Write out the entries below once more, exactly.
━━━━━ RECORDS SHOWN ━━━━━
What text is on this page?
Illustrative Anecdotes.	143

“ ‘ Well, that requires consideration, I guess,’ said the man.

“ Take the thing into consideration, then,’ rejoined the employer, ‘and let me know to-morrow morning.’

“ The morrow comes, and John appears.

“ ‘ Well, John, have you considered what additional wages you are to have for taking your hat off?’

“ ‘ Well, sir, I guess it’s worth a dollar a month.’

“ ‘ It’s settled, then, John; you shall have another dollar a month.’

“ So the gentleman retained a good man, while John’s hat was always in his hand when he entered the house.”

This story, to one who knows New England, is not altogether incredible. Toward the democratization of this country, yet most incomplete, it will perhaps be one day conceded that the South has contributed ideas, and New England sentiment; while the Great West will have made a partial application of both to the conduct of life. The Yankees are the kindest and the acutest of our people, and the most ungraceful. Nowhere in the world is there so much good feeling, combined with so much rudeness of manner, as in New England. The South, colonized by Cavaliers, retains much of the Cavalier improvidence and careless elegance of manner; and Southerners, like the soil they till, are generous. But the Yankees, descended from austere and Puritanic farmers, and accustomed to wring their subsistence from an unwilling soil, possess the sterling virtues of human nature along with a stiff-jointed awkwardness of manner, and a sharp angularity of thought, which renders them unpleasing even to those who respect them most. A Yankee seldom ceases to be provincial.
━━━━━
OUTPUT FOR THIS TASK:
What text is on this page?
Illustrative Anecdotes.	143

“ ‘ Well, that requires consideration, I guess,’ said the man.

“ Take the thing into consideration, then,’ rejoined the employer, ‘and let me know to-morrow morning.’

“ The morrow comes, and John appears.

“ ‘ Well, John, have you considered what additional wages you are to have for taking your hat off?’

“ ‘ Well, sir, I guess it’s worth a dollar a month.’

“ ‘ It’s settled, then, John; you shall have another dollar a month.’

“ So the gentleman retained a good man, while John’s hat was always in his hand when he entered the house.”

This story, to one who knows New England, is not altogether incredible. Toward the democratization of this country, yet most incomplete, it will perhaps be one day conceded that the South has contributed ideas, and New England sentiment; while the Great West will have made a partial application of both to the conduct of life. The Yankees are the kindest and the acutest of our people, and the most ungraceful. Nowhere in the world is there so much good feeling, combined with so much rudeness of manner, as in New England. The South, colonized by Cavaliers, retains much of the Cavalier improvidence and careless elegance of manner; and Southerners, like the soil they till, are generous. But the Yankees, descended from austere and Puritanic farmers, and accustomed to wring their subsistence from an unwilling soil, possess the sterling virtues of human nature along with a stiff-jointed awkwardness of manner, and a sharp angularity of thought, which renders them unpleasing even to those who respect them most. A Yankee seldom ceases to be provincial.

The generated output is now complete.